[Actions à mener]
[a] Relevez les destinataires interpellés dans la toute première phrase du discours.
[b] D'après le discours, les affirmations suivantes sont-elles exactes ? Répondez par oui ou par non, en citant chaque fois les mots décisifs du texte. (i) La personne qui s'exprime partage l'optimisme du Premier ministre. (ii) Le Premier ministre met en avant le rôle du Président de la République dans l'obtention des résultats. (iii) Un pacte de croissance a été adjoint au traité budgétaire.
[c] Transcrivez à l'identique le passage du discours qui commence à « Madame la présidente, messieurs » et se termine à « les États membres. ».
++++ Extrait de page
Madame la présidente, messieurs les ministres, mes chers collègues, en écoutant le Premier ministre nous exposer les conclusions du dernier Conseil des chefs d’État et de Gouvernement européens, j’avoue avoir éprouvé des sentiments quelque peu mitigés.
Je comprends tout à fait que le Premier ministre insiste sur l’importance des décisions qui ont été prises lors de ce sommet et qu’il souligne le rôle décisif du Président de la République pour aboutir à ces résultats. Mais je ne partage pas la même satisfaction et l’optimisme dont il a fait preuve en nous présentant ces résultats comme étant un tournant très positif de la construction européenne, qui se donnerait enfin les moyens de lutter contre la crise et d’ouvrir la voie à une intégration comprenant plus de solidarité entre les États membres.
De la même façon, l’adjonction d’un pacte de croissance au néfaste traité budgétaire a été présentée comme étant l’un des instruments pouvant favoriser le redressement et la relance économique dans notre pays. Pour ma part, je n’ai pas la même lecture de ce qui s’est passé.
++++++++
++++ Données saisies
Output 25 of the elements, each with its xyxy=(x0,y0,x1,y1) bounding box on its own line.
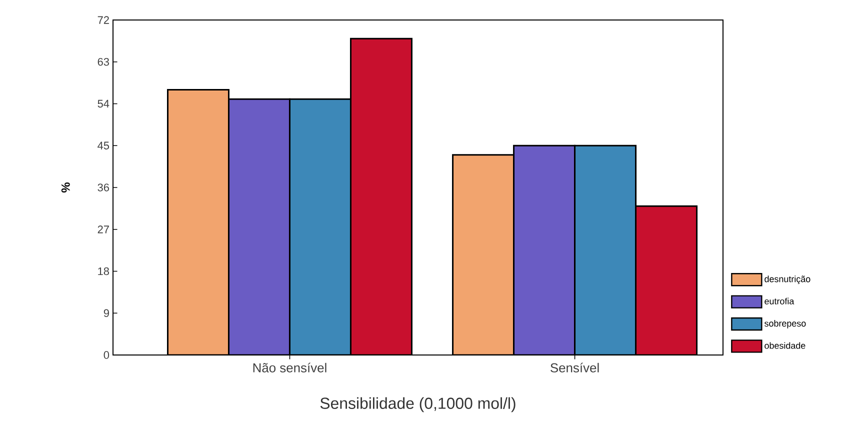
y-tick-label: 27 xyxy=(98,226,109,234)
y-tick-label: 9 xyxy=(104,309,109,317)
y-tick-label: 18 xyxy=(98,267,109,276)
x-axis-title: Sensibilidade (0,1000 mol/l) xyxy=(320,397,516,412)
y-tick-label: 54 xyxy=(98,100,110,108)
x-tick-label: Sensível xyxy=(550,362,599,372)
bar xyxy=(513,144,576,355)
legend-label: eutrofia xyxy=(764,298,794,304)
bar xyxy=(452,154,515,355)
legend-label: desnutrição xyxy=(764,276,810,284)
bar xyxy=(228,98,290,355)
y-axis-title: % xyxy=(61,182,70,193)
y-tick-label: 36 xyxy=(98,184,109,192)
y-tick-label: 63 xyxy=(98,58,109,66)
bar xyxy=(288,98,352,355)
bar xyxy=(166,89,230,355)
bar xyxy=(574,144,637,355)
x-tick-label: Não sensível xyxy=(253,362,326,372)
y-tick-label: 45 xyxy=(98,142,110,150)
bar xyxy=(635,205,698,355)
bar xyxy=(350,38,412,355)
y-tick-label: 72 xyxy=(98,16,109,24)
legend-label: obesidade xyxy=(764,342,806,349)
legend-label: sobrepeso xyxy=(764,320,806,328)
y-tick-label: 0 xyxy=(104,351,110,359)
++++++++
++++ Données saisies
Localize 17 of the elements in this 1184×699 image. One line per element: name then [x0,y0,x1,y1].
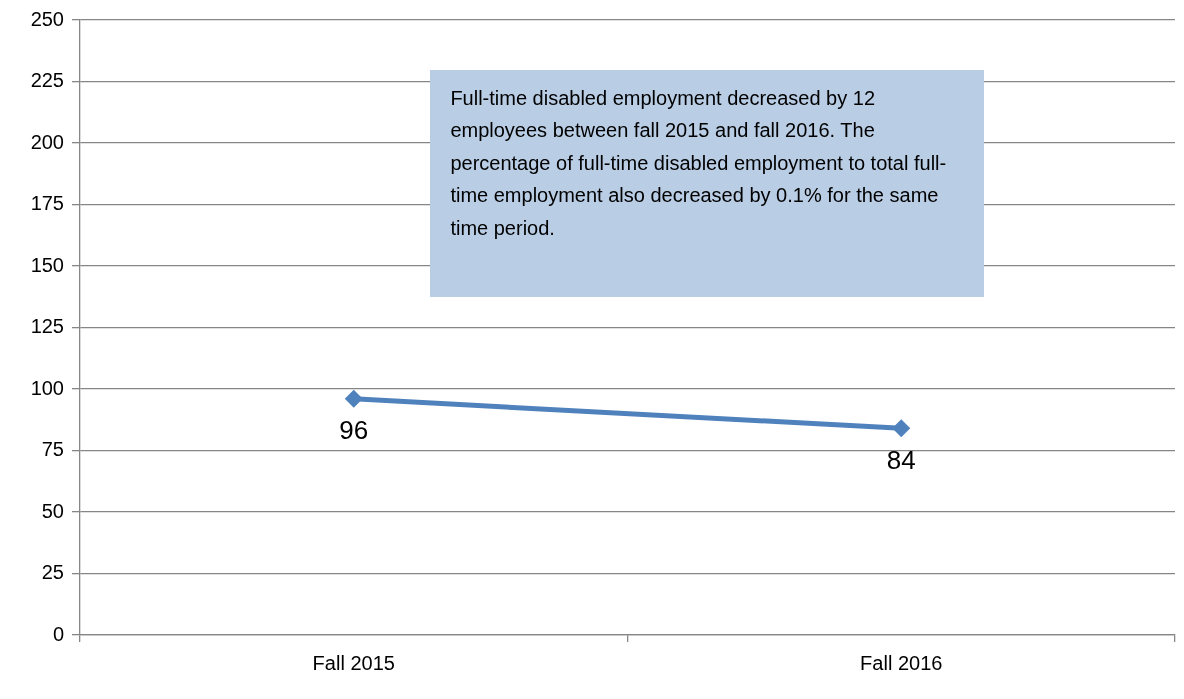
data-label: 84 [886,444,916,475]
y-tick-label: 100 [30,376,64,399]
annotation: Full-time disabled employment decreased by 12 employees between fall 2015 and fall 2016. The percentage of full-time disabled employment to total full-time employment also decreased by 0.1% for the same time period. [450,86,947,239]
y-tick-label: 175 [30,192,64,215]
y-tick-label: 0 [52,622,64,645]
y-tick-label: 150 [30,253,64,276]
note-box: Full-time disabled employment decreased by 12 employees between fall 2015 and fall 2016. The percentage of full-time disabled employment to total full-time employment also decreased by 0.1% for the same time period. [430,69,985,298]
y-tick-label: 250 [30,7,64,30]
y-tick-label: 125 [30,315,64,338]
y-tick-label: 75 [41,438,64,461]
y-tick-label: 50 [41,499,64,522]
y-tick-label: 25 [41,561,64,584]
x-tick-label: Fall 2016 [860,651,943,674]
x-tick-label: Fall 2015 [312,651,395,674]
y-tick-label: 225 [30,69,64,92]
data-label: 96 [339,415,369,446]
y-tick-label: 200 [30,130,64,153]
++++++++
[Solutions proposées]
[a] Madame la présidente ; messieurs les ministres ; mes chers collègues.

[b]
(i) Non : « Mais je ne partage pas la même satisfaction et l’optimisme dont il a fait preuve ».
(ii) Oui : « qu’il souligne le rôle décisif du Président de la République pour aboutir à ces résultats ».
(iii) Oui : « l’adjonction d’un pacte de croissance au néfaste traité budgétaire ».

[c]
Madame la présidente, messieurs les ministres, mes chers collègues, en écoutant le Premier ministre nous exposer les conclusions du dernier Conseil des chefs d’État et de Gouvernement européens, j’avoue avoir éprouvé des sentiments quelque peu mitigés.
Je comprends tout à fait que le Premier ministre insiste sur l’importance des décisions qui ont été prises lors de ce sommet et qu’il souligne le rôle décisif du Président de la République pour aboutir à ces résultats. Mais je ne partage pas la même satisfaction et l’optimisme dont il a fait preuve en nous présentant ces résultats comme étant un tournant très positif de la construction européenne, qui se donnerait enfin les moyens de lutter contre la crise et d’ouvrir la voie à une intégration comprenant plus de solidarité entre les États membres.